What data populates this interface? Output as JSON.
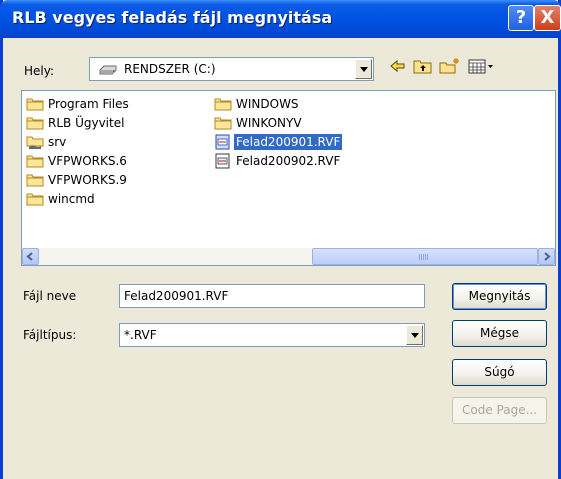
{
  "window": {
    "title": "RLB vegyes feladás fájl megnyitása"
  },
  "titlebar": {
    "help_glyph": "?",
    "close_glyph": "X"
  },
  "location": {
    "label": "Hely:",
    "value": "RENDSZER (C:)"
  },
  "files": [
    {
      "name": "Program Files",
      "icon": "folder-icon",
      "selected": false
    },
    {
      "name": "RLB Ügyvitel",
      "icon": "folder-icon",
      "selected": false
    },
    {
      "name": "srv",
      "icon": "shared-folder-icon",
      "selected": false
    },
    {
      "name": "VFPWORKS.6",
      "icon": "folder-icon",
      "selected": false
    },
    {
      "name": "VFPWORKS.9",
      "icon": "folder-icon",
      "selected": false
    },
    {
      "name": "wincmd",
      "icon": "folder-icon",
      "selected": false
    },
    {
      "name": "WINDOWS",
      "icon": "folder-icon",
      "selected": false
    },
    {
      "name": "WINKONYV",
      "icon": "folder-icon",
      "selected": false
    },
    {
      "name": "Felad200901.RVF",
      "icon": "rvf-file-icon",
      "selected": true
    },
    {
      "name": "Felad200902.RVF",
      "icon": "rvf-file-icon",
      "selected": false
    }
  ],
  "filename": {
    "label": "Fájl neve",
    "value": "Felad200901.RVF"
  },
  "filetype": {
    "label": "Fájltípus:",
    "value": "*.RVF"
  },
  "buttons": {
    "open": "Megnyitás",
    "cancel": "Mégse",
    "help": "Súgó",
    "code_page": "Code Page..."
  },
  "colors": {
    "titlebar": "#0054e3",
    "selection": "#316ac5",
    "dialog_bg": "#ece9d8"
  }
}
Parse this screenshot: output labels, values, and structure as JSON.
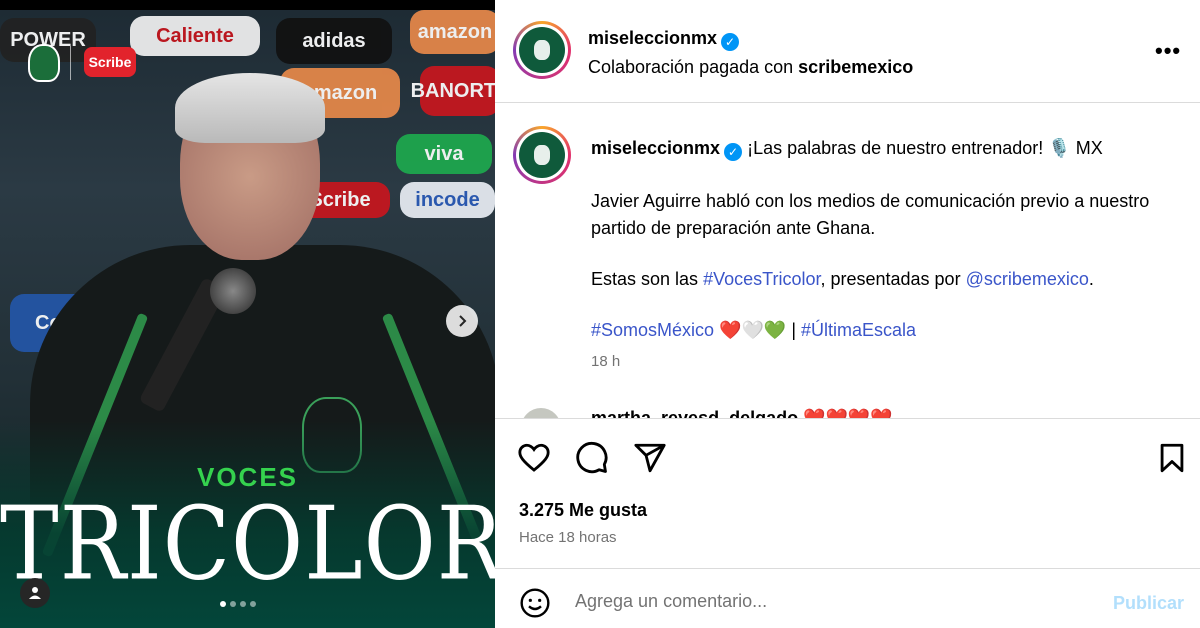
{
  "media": {
    "sponsors": [
      "POWER",
      "Caliente",
      "adidas",
      "amazon",
      "Scribe",
      "Corona",
      "BANORTE",
      "viva",
      "incode"
    ],
    "headline_small": "VOCES",
    "headline_big": "TRICOLOR",
    "logo_scribe": "Scribe",
    "carousel_total": 4,
    "carousel_active": 1
  },
  "header": {
    "username": "miseleccionmx",
    "collab_prefix": "Colaboración pagada con",
    "collab_partner": "scribemexico",
    "more_label": "•••"
  },
  "caption": {
    "username": "miseleccionmx",
    "first_line": "¡Las palabras de nuestro entrenador! 🎙️ MX",
    "paragraph1": "Javier Aguirre habló con los medios de comunicación previo a nuestro partido de preparación ante Ghana.",
    "paragraph2_prefix": "Estas son las",
    "hashtag_voces": "#VocesTricolor",
    "paragraph2_middle": ", presentadas por",
    "mention_scribe": "@scribemexico",
    "paragraph2_suffix": ".",
    "hashtag_somos": "#SomosMéxico",
    "hearts": "❤️🤍💚",
    "separator": "|",
    "hashtag_ultima": "#ÚltimaEscala",
    "time": "18 h"
  },
  "next_comment": {
    "username": "martha_reyesd_delgado",
    "hearts": "❤️❤️❤️❤️"
  },
  "stats": {
    "likes": "3.275 Me gusta",
    "ago": "Hace 18 horas"
  },
  "composer": {
    "placeholder": "Agrega un comentario...",
    "post_label": "Publicar"
  },
  "colors": {
    "accent_blue": "#0095f6",
    "link_blue": "#3a55c9",
    "muted_gray": "#737373",
    "voces_green": "#35d24e"
  },
  "icons": [
    "heart-icon",
    "comment-icon",
    "share-icon",
    "bookmark-icon",
    "emoji-icon",
    "chevron-right-icon",
    "user-tag-icon",
    "verified-icon",
    "more-icon"
  ]
}
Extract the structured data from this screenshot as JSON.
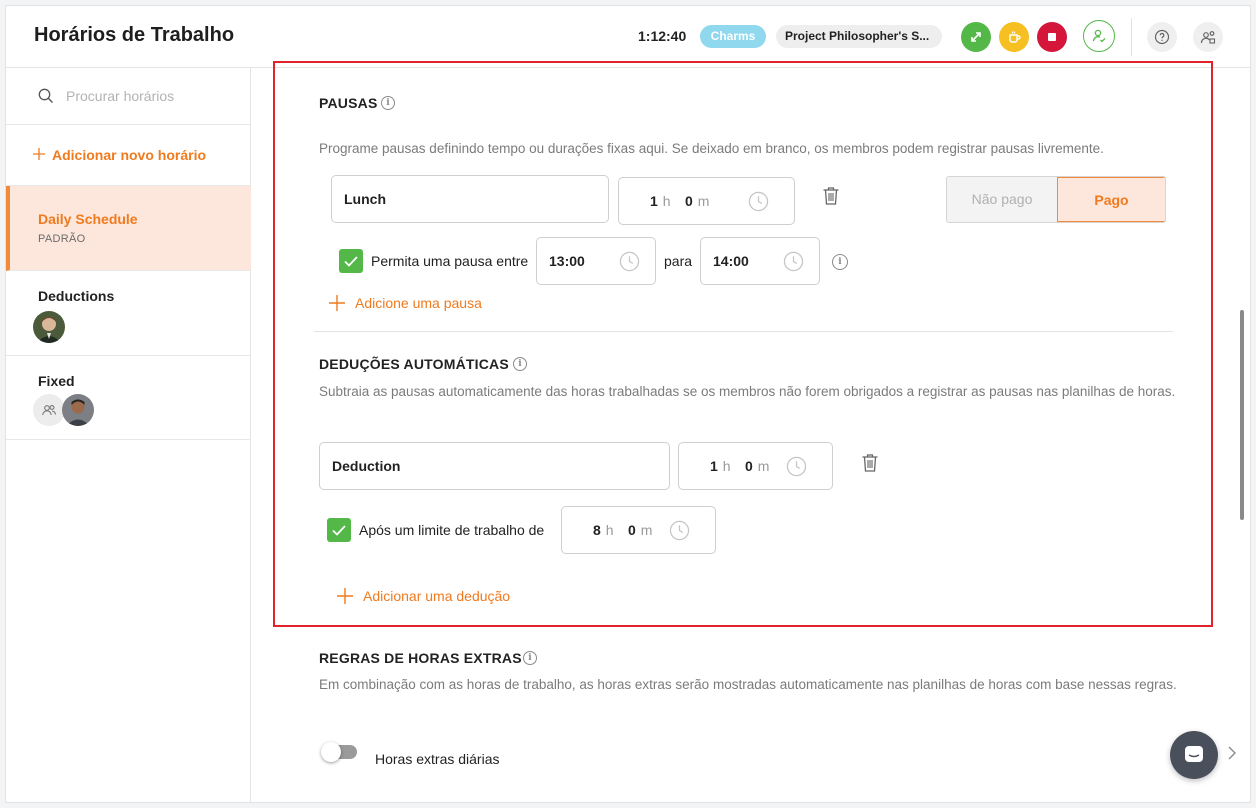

Work to do
Reproduce the records, all of them, word for word; omit the pictures.

Written response
What data populates this interface? Output as JSON.
{
  "window": {
    "title": "RLB vegyes feladás fájl megnyitása"
  },
  "titlebar": {
    "help_glyph": "?",
    "close_glyph": "X"
  },
  "location": {
    "label": "Hely:",
    "value": "RENDSZER (C:)"
  },
  "files": [
    {
      "name": "Program Files",
      "icon": "folder-icon",
      "selected": false
    },
    {
      "name": "RLB Ügyvitel",
      "icon": "folder-icon",
      "selected": false
    },
    {
      "name": "srv",
      "icon": "shared-folder-icon",
      "selected": false
    },
    {
      "name": "VFPWORKS.6",
      "icon": "folder-icon",
      "selected": false
    },
    {
      "name": "VFPWORKS.9",
      "icon": "folder-icon",
      "selected": false
    },
    {
      "name": "wincmd",
      "icon": "folder-icon",
      "selected": false
    },
    {
      "name": "WINDOWS",
      "icon": "folder-icon",
      "selected": false
    },
    {
      "name": "WINKONYV",
      "icon": "folder-icon",
      "selected": false
    },
    {
      "name": "Felad200901.RVF",
      "icon": "rvf-file-icon",
      "selected": true
    },
    {
      "name": "Felad200902.RVF",
      "icon": "rvf-file-icon",
      "selected": false
    }
  ],
  "filename": {
    "label": "Fájl neve",
    "value": "Felad200901.RVF"
  },
  "filetype": {
    "label": "Fájltípus:",
    "value": "*.RVF"
  },
  "buttons": {
    "open": "Megnyitás",
    "cancel": "Mégse",
    "help": "Súgó",
    "code_page": "Code Page..."
  },
  "colors": {
    "titlebar": "#0054e3",
    "selection": "#316ac5",
    "dialog_bg": "#ece9d8"
  }
}
Parse this screenshot: output labels, values, and structure as JSON.
{
  "media": {
    "sponsors": [
      "POWER",
      "Caliente",
      "adidas",
      "amazon",
      "Scribe",
      "Corona",
      "BANORTE",
      "viva",
      "incode"
    ],
    "headline_small": "VOCES",
    "headline_big": "TRICOLOR",
    "logo_scribe": "Scribe",
    "carousel_total": 4,
    "carousel_active": 1
  },
  "header": {
    "username": "miseleccionmx",
    "collab_prefix": "Colaboración pagada con",
    "collab_partner": "scribemexico",
    "more_label": "•••"
  },
  "caption": {
    "username": "miseleccionmx",
    "first_line": "¡Las palabras de nuestro entrenador! 🎙️ MX",
    "paragraph1": "Javier Aguirre habló con los medios de comunicación previo a nuestro partido de preparación ante Ghana.",
    "paragraph2_prefix": "Estas son las",
    "hashtag_voces": "#VocesTricolor",
    "paragraph2_middle": ", presentadas por",
    "mention_scribe": "@scribemexico",
    "paragraph2_suffix": ".",
    "hashtag_somos": "#SomosMéxico",
    "hearts": "❤️🤍💚",
    "separator": "|",
    "hashtag_ultima": "#ÚltimaEscala",
    "time": "18 h"
  },
  "next_comment": {
    "username": "martha_reyesd_delgado",
    "hearts": "❤️❤️❤️❤️"
  },
  "stats": {
    "likes": "3.275 Me gusta",
    "ago": "Hace 18 horas"
  },
  "composer": {
    "placeholder": "Agrega un comentario...",
    "post_label": "Publicar"
  },
  "colors": {
    "accent_blue": "#0095f6",
    "link_blue": "#3a55c9",
    "muted_gray": "#737373",
    "voces_green": "#35d24e"
  },
  "icons": [
    "heart-icon",
    "comment-icon",
    "share-icon",
    "bookmark-icon",
    "emoji-icon",
    "chevron-right-icon",
    "user-tag-icon",
    "verified-icon",
    "more-icon"
  ]
}
Extract the structured data from this screenshot as JSON.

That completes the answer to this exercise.